§ **Raw records**
◇ ◇ ◇ ◇ ◇

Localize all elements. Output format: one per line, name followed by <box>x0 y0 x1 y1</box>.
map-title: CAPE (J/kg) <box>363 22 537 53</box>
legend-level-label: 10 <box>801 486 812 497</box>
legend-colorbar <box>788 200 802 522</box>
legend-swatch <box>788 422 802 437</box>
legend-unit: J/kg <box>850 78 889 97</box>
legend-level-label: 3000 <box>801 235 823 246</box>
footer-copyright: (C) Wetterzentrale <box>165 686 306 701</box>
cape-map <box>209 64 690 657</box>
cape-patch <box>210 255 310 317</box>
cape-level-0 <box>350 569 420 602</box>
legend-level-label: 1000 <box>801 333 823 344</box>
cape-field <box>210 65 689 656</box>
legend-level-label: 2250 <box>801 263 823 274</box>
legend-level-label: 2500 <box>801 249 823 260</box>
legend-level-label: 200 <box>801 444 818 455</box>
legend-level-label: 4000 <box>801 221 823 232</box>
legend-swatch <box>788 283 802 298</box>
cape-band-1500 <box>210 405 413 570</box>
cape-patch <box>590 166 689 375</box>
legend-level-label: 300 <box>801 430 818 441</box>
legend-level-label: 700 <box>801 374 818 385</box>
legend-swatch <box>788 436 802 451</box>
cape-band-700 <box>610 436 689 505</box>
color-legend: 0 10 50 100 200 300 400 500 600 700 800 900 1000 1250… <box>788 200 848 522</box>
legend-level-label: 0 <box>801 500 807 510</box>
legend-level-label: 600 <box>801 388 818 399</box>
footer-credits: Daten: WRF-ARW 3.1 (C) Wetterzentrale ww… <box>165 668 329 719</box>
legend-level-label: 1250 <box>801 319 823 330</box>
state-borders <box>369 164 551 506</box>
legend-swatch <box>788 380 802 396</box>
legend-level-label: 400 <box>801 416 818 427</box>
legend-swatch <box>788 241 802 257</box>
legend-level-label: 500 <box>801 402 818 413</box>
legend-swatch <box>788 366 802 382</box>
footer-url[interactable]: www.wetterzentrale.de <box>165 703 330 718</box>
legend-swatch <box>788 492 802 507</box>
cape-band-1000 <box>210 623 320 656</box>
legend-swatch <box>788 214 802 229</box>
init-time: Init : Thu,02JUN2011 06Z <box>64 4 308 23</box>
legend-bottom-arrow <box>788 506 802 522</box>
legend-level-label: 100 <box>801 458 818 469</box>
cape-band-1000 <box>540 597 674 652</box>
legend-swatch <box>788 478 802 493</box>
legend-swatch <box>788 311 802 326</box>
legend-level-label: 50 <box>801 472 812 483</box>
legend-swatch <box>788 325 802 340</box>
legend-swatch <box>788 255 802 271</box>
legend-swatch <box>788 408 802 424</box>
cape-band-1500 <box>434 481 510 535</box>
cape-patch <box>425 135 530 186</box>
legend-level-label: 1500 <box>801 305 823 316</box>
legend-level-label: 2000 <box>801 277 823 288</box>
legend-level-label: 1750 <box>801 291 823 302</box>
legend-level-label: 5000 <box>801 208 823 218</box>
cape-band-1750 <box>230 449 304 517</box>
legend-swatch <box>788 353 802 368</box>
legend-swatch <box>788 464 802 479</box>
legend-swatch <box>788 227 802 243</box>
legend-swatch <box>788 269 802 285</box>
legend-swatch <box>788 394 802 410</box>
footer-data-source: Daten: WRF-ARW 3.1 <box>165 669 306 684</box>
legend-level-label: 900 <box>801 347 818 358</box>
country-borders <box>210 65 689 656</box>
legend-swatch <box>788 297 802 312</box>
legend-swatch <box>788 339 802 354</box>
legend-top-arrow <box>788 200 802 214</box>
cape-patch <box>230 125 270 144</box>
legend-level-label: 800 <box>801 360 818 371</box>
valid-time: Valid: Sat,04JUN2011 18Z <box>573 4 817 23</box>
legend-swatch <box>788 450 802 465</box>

◇ ◇ ◇ ◇ ◇

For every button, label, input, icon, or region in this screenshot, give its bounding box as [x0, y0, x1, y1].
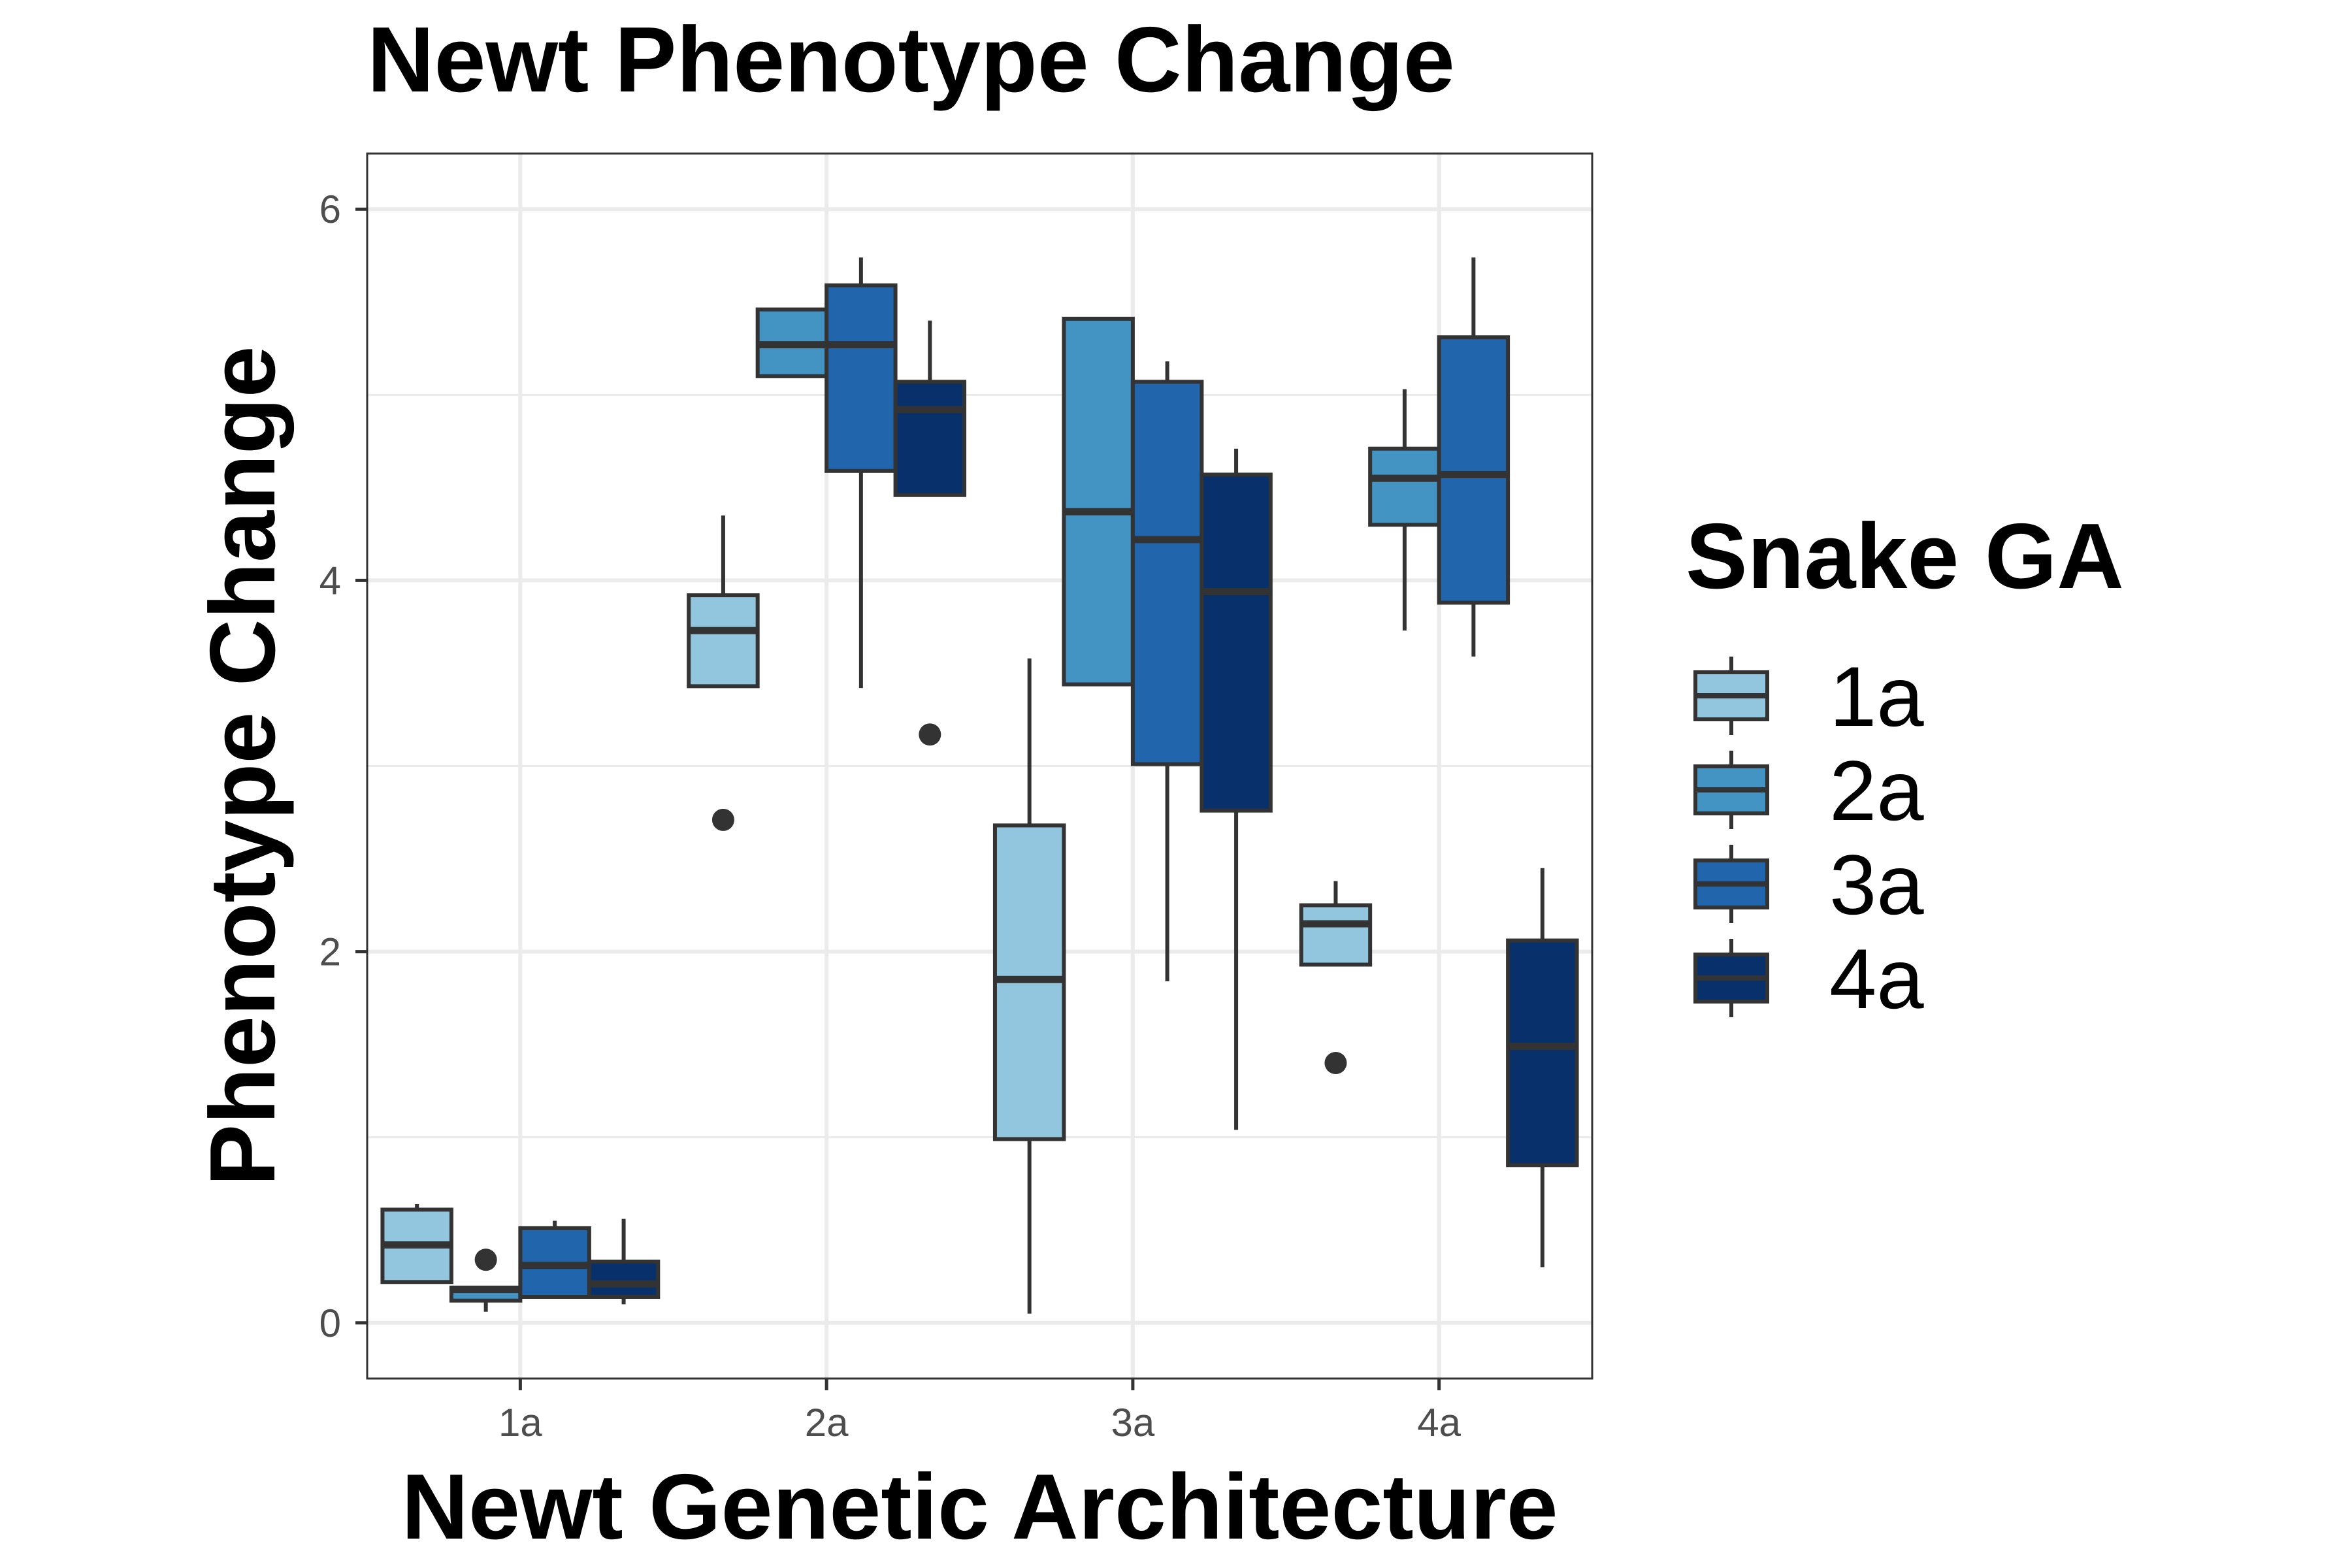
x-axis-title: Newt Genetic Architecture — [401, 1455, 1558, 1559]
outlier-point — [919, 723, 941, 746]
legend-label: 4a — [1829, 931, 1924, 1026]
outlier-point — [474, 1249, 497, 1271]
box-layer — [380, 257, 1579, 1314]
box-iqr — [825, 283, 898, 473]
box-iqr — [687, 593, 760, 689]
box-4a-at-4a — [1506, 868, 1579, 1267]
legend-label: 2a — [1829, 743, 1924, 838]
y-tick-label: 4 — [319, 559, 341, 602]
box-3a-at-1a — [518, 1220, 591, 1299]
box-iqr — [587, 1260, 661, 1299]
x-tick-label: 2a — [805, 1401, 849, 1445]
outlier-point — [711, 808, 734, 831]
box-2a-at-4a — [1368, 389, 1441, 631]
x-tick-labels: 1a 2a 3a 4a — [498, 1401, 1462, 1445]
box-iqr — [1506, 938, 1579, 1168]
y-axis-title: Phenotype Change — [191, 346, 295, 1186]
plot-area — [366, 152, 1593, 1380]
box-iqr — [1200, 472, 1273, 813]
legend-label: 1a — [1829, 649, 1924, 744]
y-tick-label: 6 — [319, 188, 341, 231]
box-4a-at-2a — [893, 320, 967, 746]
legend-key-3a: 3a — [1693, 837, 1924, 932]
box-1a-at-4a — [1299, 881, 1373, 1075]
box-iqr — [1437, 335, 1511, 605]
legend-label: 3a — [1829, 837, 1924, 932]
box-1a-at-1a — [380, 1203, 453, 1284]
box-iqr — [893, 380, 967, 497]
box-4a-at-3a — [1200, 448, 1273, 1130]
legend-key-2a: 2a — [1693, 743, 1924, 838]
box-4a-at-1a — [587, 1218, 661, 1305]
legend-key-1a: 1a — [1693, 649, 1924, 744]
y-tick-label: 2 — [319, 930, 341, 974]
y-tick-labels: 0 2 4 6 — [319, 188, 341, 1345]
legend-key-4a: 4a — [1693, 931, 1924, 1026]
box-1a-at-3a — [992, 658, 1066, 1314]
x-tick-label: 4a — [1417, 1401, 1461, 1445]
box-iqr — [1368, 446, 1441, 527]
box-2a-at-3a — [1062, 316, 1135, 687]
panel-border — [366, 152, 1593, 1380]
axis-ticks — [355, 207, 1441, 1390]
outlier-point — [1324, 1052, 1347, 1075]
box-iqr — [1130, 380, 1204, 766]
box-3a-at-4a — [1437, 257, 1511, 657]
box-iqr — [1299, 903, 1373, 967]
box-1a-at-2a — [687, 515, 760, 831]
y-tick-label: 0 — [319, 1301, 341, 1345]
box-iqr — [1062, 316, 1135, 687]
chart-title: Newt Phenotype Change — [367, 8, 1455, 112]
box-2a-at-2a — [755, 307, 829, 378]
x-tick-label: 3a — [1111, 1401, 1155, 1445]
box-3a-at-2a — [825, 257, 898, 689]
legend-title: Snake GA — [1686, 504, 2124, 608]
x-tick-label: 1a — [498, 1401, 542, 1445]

◇ ◇ ◇ ◇ ◇

§ **Problem details**
Rewrite the records from the line with "x-axis-title: Newt Genetic" to the line with "chart-title: Newt Phenotype" as a Markdown table with the columns Number and Record line, numbering each row and leaving out blank lines.

§ **Answer to the exercise**
| Number | Record line |
|---|---|
| 1 | x-axis-title: Newt Genetic Architecture — [401, 1455, 1558, 1559] |
| 2 | outlier-point — [919, 723, 941, 746] |
| 3 | legend-label: 4a — [1829, 931, 1924, 1026] |
| 4 | outlier-point — [474, 1249, 497, 1271] |
| 5 | box-layer — [380, 257, 1579, 1314] |
| 6 | box-iqr — [825, 283, 898, 473] |
| 7 | box-iqr — [687, 593, 760, 689] |
| 8 | box-4a-at-4a — [1506, 868, 1579, 1267] |
| 9 | legend-label: 2a — [1829, 743, 1924, 838] |
| 10 | y-tick-label: 4 — [319, 559, 341, 602] |
| 11 | box-3a-at-1a — [518, 1220, 591, 1299] |
| 12 | box-iqr — [587, 1260, 661, 1299] |
| 13 | x-tick-label: 2a — [805, 1401, 849, 1445] |
| 14 | outlier-point — [711, 808, 734, 831] |
| 15 | box-2a-at-4a — [1368, 389, 1441, 631] |
| 16 | x-tick-labels: 1a 2a 3a 4a — [498, 1401, 1462, 1445] |
| 17 | box-iqr — [1506, 938, 1579, 1168] |
| 18 | y-axis-title: Phenotype Change — [191, 346, 295, 1186] |
| 19 | plot-area — [366, 152, 1593, 1380] |
| 20 | box-iqr — [1200, 472, 1273, 813] |
| 21 | legend-label: 1a — [1829, 649, 1924, 744] |
| 22 | y-tick-label: 6 — [319, 188, 341, 231] |
| 23 | box-4a-at-2a — [893, 320, 967, 746] |
| 24 | legend-key-3a: 3a — [1693, 837, 1924, 932] |
| 25 | box-1a-at-4a — [1299, 881, 1373, 1075] |
| 26 | box-iqr — [1437, 335, 1511, 605] |
| 27 | legend-label: 3a — [1829, 837, 1924, 932] |
| 28 | box-1a-at-1a — [380, 1203, 453, 1284] |
| 29 | box-iqr — [893, 380, 967, 497] |
| 30 | box-4a-at-3a — [1200, 448, 1273, 1130] |
| 31 | legend-key-2a: 2a — [1693, 743, 1924, 838] |
| 32 | box-4a-at-1a — [587, 1218, 661, 1305] |
| 33 | legend-key-1a: 1a — [1693, 649, 1924, 744] |
| 34 | y-tick-label: 2 — [319, 930, 341, 974] |
| 35 | y-tick-labels: 0 2 4 6 — [319, 188, 341, 1345] |
| 36 | legend-key-4a: 4a — [1693, 931, 1924, 1026] |
| 37 | box-1a-at-3a — [992, 658, 1066, 1314] |
| 38 | x-tick-label: 4a — [1417, 1401, 1461, 1445] |
| 39 | box-iqr — [1368, 446, 1441, 527] |
| 40 | box-2a-at-3a — [1062, 316, 1135, 687] |
| 41 | panel-border — [366, 152, 1593, 1380] |
| 42 | axis-ticks — [355, 207, 1441, 1390] |
| 43 | outlier-point — [1324, 1052, 1347, 1075] |
| 44 | box-iqr — [1130, 380, 1204, 766] |
| 45 | box-3a-at-4a — [1437, 257, 1511, 657] |
| 46 | box-iqr — [1299, 903, 1373, 967] |
| 47 | box-1a-at-2a — [687, 515, 760, 831] |
| 48 | y-tick-label: 0 — [319, 1301, 341, 1345] |
| 49 | box-iqr — [1062, 316, 1135, 687] |
| 50 | chart-title: Newt Phenotype Change — [367, 8, 1455, 112] |